**DATA:**
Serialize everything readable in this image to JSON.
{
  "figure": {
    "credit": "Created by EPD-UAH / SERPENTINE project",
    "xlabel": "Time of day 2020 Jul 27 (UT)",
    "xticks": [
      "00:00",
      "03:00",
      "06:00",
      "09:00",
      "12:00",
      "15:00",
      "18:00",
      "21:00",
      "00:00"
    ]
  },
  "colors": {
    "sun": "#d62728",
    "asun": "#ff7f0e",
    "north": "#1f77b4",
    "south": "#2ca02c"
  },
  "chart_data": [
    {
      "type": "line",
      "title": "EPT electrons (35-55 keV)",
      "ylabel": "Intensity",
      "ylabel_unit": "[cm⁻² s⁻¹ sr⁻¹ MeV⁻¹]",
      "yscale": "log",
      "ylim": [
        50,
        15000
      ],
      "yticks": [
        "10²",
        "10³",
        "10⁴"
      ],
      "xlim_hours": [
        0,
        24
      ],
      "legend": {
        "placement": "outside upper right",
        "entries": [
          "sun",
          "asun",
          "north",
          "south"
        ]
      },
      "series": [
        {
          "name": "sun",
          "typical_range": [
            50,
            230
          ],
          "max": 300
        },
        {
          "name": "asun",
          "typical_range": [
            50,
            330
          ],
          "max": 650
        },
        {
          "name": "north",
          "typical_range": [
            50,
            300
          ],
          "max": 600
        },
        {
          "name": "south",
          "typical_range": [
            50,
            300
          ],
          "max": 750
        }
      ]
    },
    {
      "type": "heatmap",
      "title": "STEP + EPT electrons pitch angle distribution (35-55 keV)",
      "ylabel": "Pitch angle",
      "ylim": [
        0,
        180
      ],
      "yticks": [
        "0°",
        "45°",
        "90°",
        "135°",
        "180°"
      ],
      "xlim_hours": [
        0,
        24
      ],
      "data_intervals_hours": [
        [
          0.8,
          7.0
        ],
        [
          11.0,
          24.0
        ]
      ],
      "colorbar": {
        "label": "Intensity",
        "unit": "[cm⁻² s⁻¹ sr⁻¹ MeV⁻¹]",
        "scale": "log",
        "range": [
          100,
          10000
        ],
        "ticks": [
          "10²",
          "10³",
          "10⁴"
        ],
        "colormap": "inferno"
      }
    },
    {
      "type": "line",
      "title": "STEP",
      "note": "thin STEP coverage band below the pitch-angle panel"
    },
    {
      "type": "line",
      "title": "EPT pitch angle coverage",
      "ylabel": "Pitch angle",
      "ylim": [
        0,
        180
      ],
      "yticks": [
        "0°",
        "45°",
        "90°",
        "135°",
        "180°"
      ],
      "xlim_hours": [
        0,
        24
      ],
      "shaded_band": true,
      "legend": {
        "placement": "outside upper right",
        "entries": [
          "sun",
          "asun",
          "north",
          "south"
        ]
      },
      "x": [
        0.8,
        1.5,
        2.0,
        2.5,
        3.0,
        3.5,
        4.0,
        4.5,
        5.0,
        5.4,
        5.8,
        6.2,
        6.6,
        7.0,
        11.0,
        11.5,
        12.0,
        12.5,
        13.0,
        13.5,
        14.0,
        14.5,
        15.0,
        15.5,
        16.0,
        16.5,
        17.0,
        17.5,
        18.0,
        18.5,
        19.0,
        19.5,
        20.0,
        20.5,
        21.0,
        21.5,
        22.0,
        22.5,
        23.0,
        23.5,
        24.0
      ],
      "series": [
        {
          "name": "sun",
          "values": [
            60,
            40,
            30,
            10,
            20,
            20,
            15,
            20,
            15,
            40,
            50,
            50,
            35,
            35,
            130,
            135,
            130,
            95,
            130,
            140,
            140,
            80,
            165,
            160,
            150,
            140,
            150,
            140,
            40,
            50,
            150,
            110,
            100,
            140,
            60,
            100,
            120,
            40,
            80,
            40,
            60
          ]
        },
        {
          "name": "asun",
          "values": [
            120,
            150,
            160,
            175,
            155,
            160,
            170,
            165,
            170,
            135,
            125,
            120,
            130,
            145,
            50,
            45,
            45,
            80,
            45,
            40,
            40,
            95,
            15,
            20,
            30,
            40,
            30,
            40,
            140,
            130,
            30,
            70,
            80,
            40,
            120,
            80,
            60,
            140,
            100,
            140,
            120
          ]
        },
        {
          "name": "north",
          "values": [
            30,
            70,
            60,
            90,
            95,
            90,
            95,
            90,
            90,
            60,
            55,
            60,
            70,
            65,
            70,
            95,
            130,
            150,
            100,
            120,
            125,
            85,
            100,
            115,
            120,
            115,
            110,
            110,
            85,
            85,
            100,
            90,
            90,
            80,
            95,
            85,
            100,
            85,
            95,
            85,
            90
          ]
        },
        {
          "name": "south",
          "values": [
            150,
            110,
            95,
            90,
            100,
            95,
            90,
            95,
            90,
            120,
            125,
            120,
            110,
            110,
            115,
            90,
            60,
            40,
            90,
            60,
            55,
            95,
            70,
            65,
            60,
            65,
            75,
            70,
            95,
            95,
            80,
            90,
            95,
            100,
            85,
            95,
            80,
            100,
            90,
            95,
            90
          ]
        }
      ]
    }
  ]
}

**PROBLEM TO WORK ON:**
Above are the records; retype every one exactly.

**RESULT OF THIS TASK:**
Serialize everything readable in this image to JSON.
{
  "figure": {
    "credit": "Created by EPD-UAH / SERPENTINE project",
    "xlabel": "Time of day 2020 Jul 27 (UT)",
    "xticks": [
      "00:00",
      "03:00",
      "06:00",
      "09:00",
      "12:00",
      "15:00",
      "18:00",
      "21:00",
      "00:00"
    ]
  },
  "colors": {
    "sun": "#d62728",
    "asun": "#ff7f0e",
    "north": "#1f77b4",
    "south": "#2ca02c"
  },
  "chart_data": [
    {
      "type": "line",
      "title": "EPT electrons (35-55 keV)",
      "ylabel": "Intensity",
      "ylabel_unit": "[cm⁻² s⁻¹ sr⁻¹ MeV⁻¹]",
      "yscale": "log",
      "ylim": [
        50,
        15000
      ],
      "yticks": [
        "10²",
        "10³",
        "10⁴"
      ],
      "xlim_hours": [
        0,
        24
      ],
      "legend": {
        "placement": "outside upper right",
        "entries": [
          "sun",
          "asun",
          "north",
          "south"
        ]
      },
      "series": [
        {
          "name": "sun",
          "typical_range": [
            50,
            230
          ],
          "max": 300
        },
        {
          "name": "asun",
          "typical_range": [
            50,
            330
          ],
          "max": 650
        },
        {
          "name": "north",
          "typical_range": [
            50,
            300
          ],
          "max": 600
        },
        {
          "name": "south",
          "typical_range": [
            50,
            300
          ],
          "max": 750
        }
      ]
    },
    {
      "type": "heatmap",
      "title": "STEP + EPT electrons pitch angle distribution (35-55 keV)",
      "ylabel": "Pitch angle",
      "ylim": [
        0,
        180
      ],
      "yticks": [
        "0°",
        "45°",
        "90°",
        "135°",
        "180°"
      ],
      "xlim_hours": [
        0,
        24
      ],
      "data_intervals_hours": [
        [
          0.8,
          7.0
        ],
        [
          11.0,
          24.0
        ]
      ],
      "colorbar": {
        "label": "Intensity",
        "unit": "[cm⁻² s⁻¹ sr⁻¹ MeV⁻¹]",
        "scale": "log",
        "range": [
          100,
          10000
        ],
        "ticks": [
          "10²",
          "10³",
          "10⁴"
        ],
        "colormap": "inferno"
      }
    },
    {
      "type": "line",
      "title": "STEP",
      "note": "thin STEP coverage band below the pitch-angle panel"
    },
    {
      "type": "line",
      "title": "EPT pitch angle coverage",
      "ylabel": "Pitch angle",
      "ylim": [
        0,
        180
      ],
      "yticks": [
        "0°",
        "45°",
        "90°",
        "135°",
        "180°"
      ],
      "xlim_hours": [
        0,
        24
      ],
      "shaded_band": true,
      "legend": {
        "placement": "outside upper right",
        "entries": [
          "sun",
          "asun",
          "north",
          "south"
        ]
      },
      "x": [
        0.8,
        1.5,
        2.0,
        2.5,
        3.0,
        3.5,
        4.0,
        4.5,
        5.0,
        5.4,
        5.8,
        6.2,
        6.6,
        7.0,
        11.0,
        11.5,
        12.0,
        12.5,
        13.0,
        13.5,
        14.0,
        14.5,
        15.0,
        15.5,
        16.0,
        16.5,
        17.0,
        17.5,
        18.0,
        18.5,
        19.0,
        19.5,
        20.0,
        20.5,
        21.0,
        21.5,
        22.0,
        22.5,
        23.0,
        23.5,
        24.0
      ],
      "series": [
        {
          "name": "sun",
          "values": [
            60,
            40,
            30,
            10,
            20,
            20,
            15,
            20,
            15,
            40,
            50,
            50,
            35,
            35,
            130,
            135,
            130,
            95,
            130,
            140,
            140,
            80,
            165,
            160,
            150,
            140,
            150,
            140,
            40,
            50,
            150,
            110,
            100,
            140,
            60,
            100,
            120,
            40,
            80,
            40,
            60
          ]
        },
        {
          "name": "asun",
          "values": [
            120,
            150,
            160,
            175,
            155,
            160,
            170,
            165,
            170,
            135,
            125,
            120,
            130,
            145,
            50,
            45,
            45,
            80,
            45,
            40,
            40,
            95,
            15,
            20,
            30,
            40,
            30,
            40,
            140,
            130,
            30,
            70,
            80,
            40,
            120,
            80,
            60,
            140,
            100,
            140,
            120
          ]
        },
        {
          "name": "north",
          "values": [
            30,
            70,
            60,
            90,
            95,
            90,
            95,
            90,
            90,
            60,
            55,
            60,
            70,
            65,
            70,
            95,
            130,
            150,
            100,
            120,
            125,
            85,
            100,
            115,
            120,
            115,
            110,
            110,
            85,
            85,
            100,
            90,
            90,
            80,
            95,
            85,
            100,
            85,
            95,
            85,
            90
          ]
        },
        {
          "name": "south",
          "values": [
            150,
            110,
            95,
            90,
            100,
            95,
            90,
            95,
            90,
            120,
            125,
            120,
            110,
            110,
            115,
            90,
            60,
            40,
            90,
            60,
            55,
            95,
            70,
            65,
            60,
            65,
            75,
            70,
            95,
            95,
            80,
            90,
            95,
            100,
            85,
            95,
            80,
            100,
            90,
            95,
            90
          ]
        }
      ]
    }
  ]
}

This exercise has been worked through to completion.